↓↓↓

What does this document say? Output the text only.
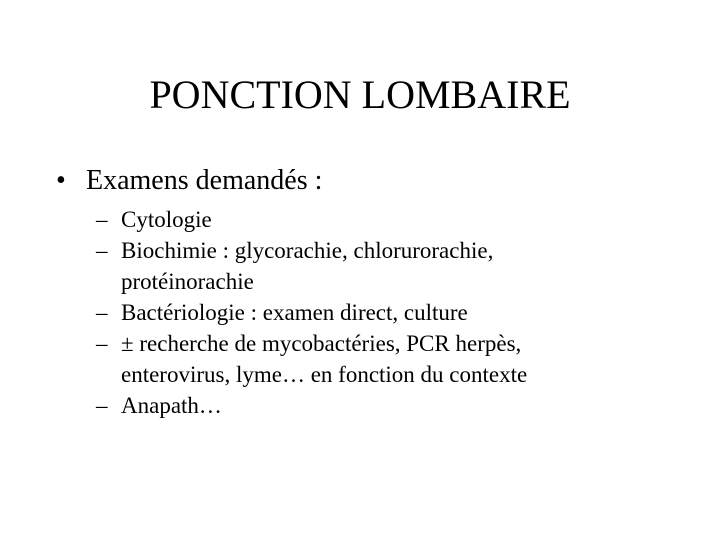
PONCTION LOMBAIRE
• Examens demandés :
– Cytologie
– Biochimie : glycorachie, chlorurorachie,
protéinorachie
– Bactériologie : examen direct, culture
– ± recherche de mycobactéries, PCR herpès,
enterovirus, lyme… en fonction du contexte
– Anapath…
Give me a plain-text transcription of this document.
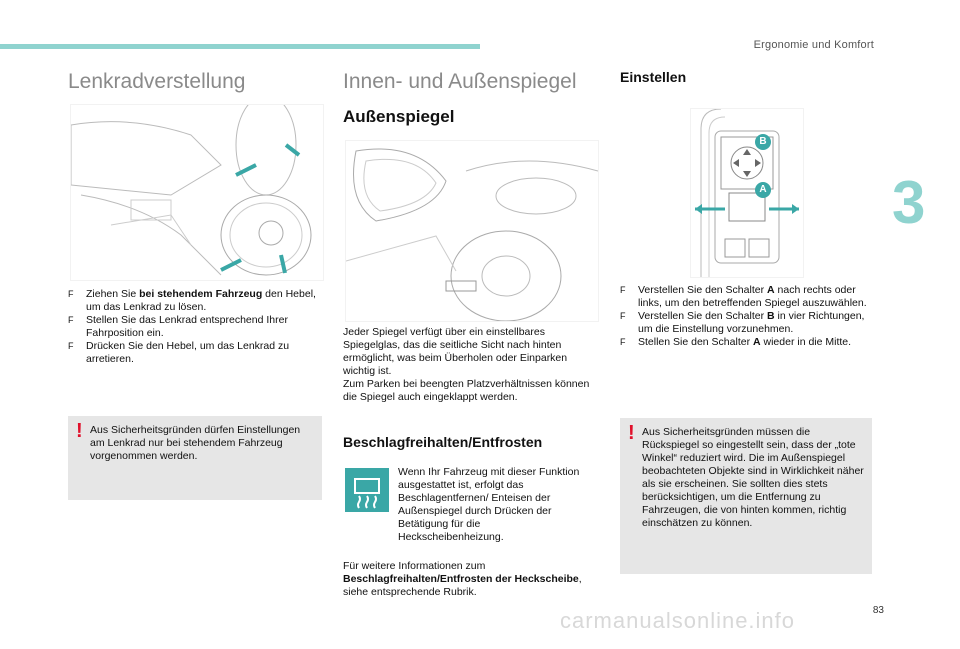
Ergonomie und Komfort
3
Lenkradverstellung
F Ziehen Sie bei stehendem Fahrzeug den Hebel, um das Lenkrad zu lösen.
F Stellen Sie das Lenkrad entsprechend Ihrer Fahrposition ein.
F Drücken Sie den Hebel, um das Lenkrad zu arretieren.
! Aus Sicherheitsgründen dürfen Einstellungen am Lenkrad nur bei stehendem Fahrzeug vorgenommen werden.
Innen- und Außenspiegel
Außenspiegel
Jeder Spiegel verfügt über ein einstellbares Spiegelglas, das die seitliche Sicht nach hinten ermöglicht, was beim Überholen oder Einparken wichtig ist.
Zum Parken bei beengten Platzverhältnissen können die Spiegel auch eingeklappt werden.
Beschlagfreihalten/Entfrosten
Wenn Ihr Fahrzeug mit dieser Funktion ausgestattet ist, erfolgt das Beschlagentfernen/ Enteisen der Außenspiegel durch Drücken der Betätigung für die Heckscheibenheizung.
Für weitere Informationen zum Beschlagfreihalten/Entfrosten der Heckscheibe, siehe entsprechende Rubrik.
Einstellen
B
A
F Verstellen Sie den Schalter A nach rechts oder links, um den betreffenden Spiegel auszuwählen.
F Verstellen Sie den Schalter B in vier Richtungen, um die Einstellung vorzunehmen.
F Stellen Sie den Schalter A wieder in die Mitte.
! Aus Sicherheitsgründen müssen die Rückspiegel so eingestellt sein, dass der „tote Winkel“ reduziert wird. Die im Außenspiegel beobachteten Objekte sind in Wirklichkeit näher als sie erscheinen. Sie sollten dies stets berücksichtigen, um die Entfernung zu Fahrzeugen, die von hinten kommen, richtig einschätzen zu können.
carmanualsonline.info	83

↑↑↑

Look through the listing, and copy each line that contains the word "stehendem".

RESPONSE AREA:
F Ziehen Sie bei stehendem Fahrzeug den Hebel, um das Lenkrad zu lösen.
! Aus Sicherheitsgründen dürfen Einstellungen am Lenkrad nur bei stehendem Fahrzeug vorgenommen werden.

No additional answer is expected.